====== Dataset records ======
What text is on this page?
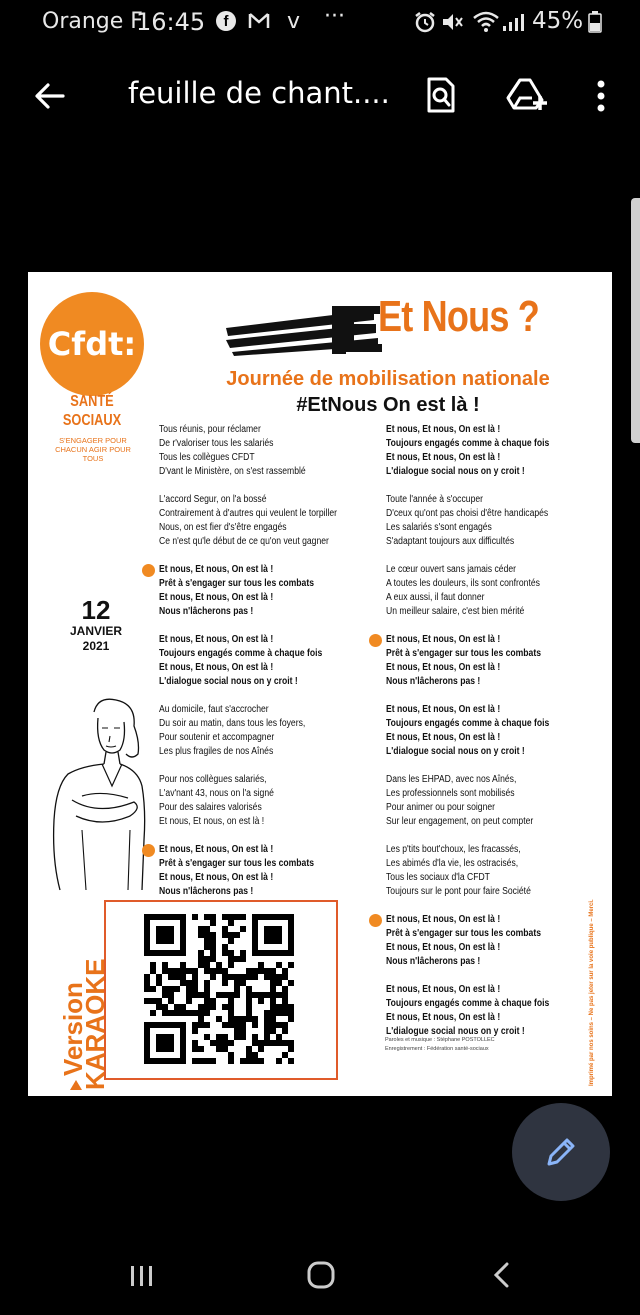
Orange F
16:45	f	v ···	45%
feuille de chant....
Cfdt:
Et Nous ?
SANTÉ
SOCIAUX
S'ENGAGER POUR CHACUN AGIR POUR TOUS
Journée de mobilisation nationale
#EtNous On est là !
12
JANVIER
2021
Tous réunis, pour réclamer
De r'valoriser tous les salariés
Tous les collègues CFDT
D'vant le Ministère, on s'est rassemblé
L'accord Segur, on l'a bossé
Contrairement à d'autres qui veulent le torpiller
Nous, on est fier d's'être engagés
Ce n'est qu'le début de ce qu'on veut gagner
Et nous, Et nous, On est là !
Prêt à s'engager sur tous les combats
Et nous, Et nous, On est là !
Nous n'lâcherons pas !
Et nous, Et nous, On est là !
Toujours engagés comme à chaque fois
Et nous, Et nous, On est là !
L'dialogue social nous on y croit !
Au domicile, faut s'accrocher
Du soir au matin, dans tous les foyers,
Pour soutenir et accompagner
Les plus fragiles de nos Aînés
Pour nos collègues salariés,
L'av'nant 43, nous on l'a signé
Pour des salaires valorisés
Et nous, Et nous, on est là !
Et nous, Et nous, On est là !
Prêt à s'engager sur tous les combats
Et nous, Et nous, On est là !
Nous n'lâcherons pas !
Et nous, Et nous, On est là !
Toujours engagés comme à chaque fois
Et nous, Et nous, On est là !
L'dialogue social nous on y croit !
Toute l'année à s'occuper
D'ceux qu'ont pas choisi d'être handicapés
Les salariés s'sont engagés
S'adaptant toujours aux difficultés
Le cœur ouvert sans jamais céder
A toutes les douleurs, ils sont confrontés
A eux aussi, il faut donner
Un meilleur salaire, c'est bien mérité
Et nous, Et nous, On est là !
Prêt à s'engager sur tous les combats
Et nous, Et nous, On est là !
Nous n'lâcherons pas !
Et nous, Et nous, On est là !
Toujours engagés comme à chaque fois
Et nous, Et nous, On est là !
L'dialogue social nous on y croit !
Dans les EHPAD, avec nos Aînés,
Les professionnels sont mobilisés
Pour animer ou pour soigner
Sur leur engagement, on peut compter
Les p'tits bout'choux, les fracassés,
Les abimés d'la vie, les ostracisés,
Tous les sociaux d'la CFDT
Toujours sur le pont pour faire Société
Et nous, Et nous, On est là !
Prêt à s'engager sur tous les combats
Et nous, Et nous, On est là !
Nous n'lâcherons pas !
Et nous, Et nous, On est là !
Toujours engagés comme à chaque fois
Et nous, Et nous, On est là !
L'dialogue social nous on y croit !
Version
KARAOKE	Paroles et musique : Stéphane POSTOLLEC
Enregistrement : Fédération santé-sociaux	Imprimé par nos soins – Ne pas jeter sur la voie publique – Merci.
======
**Exercise brief**
Repeat the material exactly as it reads, without any of its pictures.

**Result of this task**
What text is on this page?
Orange F
16:45	f	v ···	45%
feuille de chant....
Cfdt:
Et Nous ?
SANTÉ
SOCIAUX
S'ENGAGER POUR CHACUN AGIR POUR TOUS
Journée de mobilisation nationale
#EtNous On est là !
12
JANVIER
2021
Tous réunis, pour réclamer
De r'valoriser tous les salariés
Tous les collègues CFDT
D'vant le Ministère, on s'est rassemblé
L'accord Segur, on l'a bossé
Contrairement à d'autres qui veulent le torpiller
Nous, on est fier d's'être engagés
Ce n'est qu'le début de ce qu'on veut gagner
Et nous, Et nous, On est là !
Prêt à s'engager sur tous les combats
Et nous, Et nous, On est là !
Nous n'lâcherons pas !
Et nous, Et nous, On est là !
Toujours engagés comme à chaque fois
Et nous, Et nous, On est là !
L'dialogue social nous on y croit !
Au domicile, faut s'accrocher
Du soir au matin, dans tous les foyers,
Pour soutenir et accompagner
Les plus fragiles de nos Aînés
Pour nos collègues salariés,
L'av'nant 43, nous on l'a signé
Pour des salaires valorisés
Et nous, Et nous, on est là !
Et nous, Et nous, On est là !
Prêt à s'engager sur tous les combats
Et nous, Et nous, On est là !
Nous n'lâcherons pas !
Et nous, Et nous, On est là !
Toujours engagés comme à chaque fois
Et nous, Et nous, On est là !
L'dialogue social nous on y croit !
Toute l'année à s'occuper
D'ceux qu'ont pas choisi d'être handicapés
Les salariés s'sont engagés
S'adaptant toujours aux difficultés
Le cœur ouvert sans jamais céder
A toutes les douleurs, ils sont confrontés
A eux aussi, il faut donner
Un meilleur salaire, c'est bien mérité
Et nous, Et nous, On est là !
Prêt à s'engager sur tous les combats
Et nous, Et nous, On est là !
Nous n'lâcherons pas !
Et nous, Et nous, On est là !
Toujours engagés comme à chaque fois
Et nous, Et nous, On est là !
L'dialogue social nous on y croit !
Dans les EHPAD, avec nos Aînés,
Les professionnels sont mobilisés
Pour animer ou pour soigner
Sur leur engagement, on peut compter
Les p'tits bout'choux, les fracassés,
Les abimés d'la vie, les ostracisés,
Tous les sociaux d'la CFDT
Toujours sur le pont pour faire Société
Et nous, Et nous, On est là !
Prêt à s'engager sur tous les combats
Et nous, Et nous, On est là !
Nous n'lâcherons pas !
Et nous, Et nous, On est là !
Toujours engagés comme à chaque fois
Et nous, Et nous, On est là !
L'dialogue social nous on y croit !
Version
KARAOKE	Paroles et musique : Stéphane POSTOLLEC
Enregistrement : Fédération santé-sociaux	Imprimé par nos soins – Ne pas jeter sur la voie publique – Merci.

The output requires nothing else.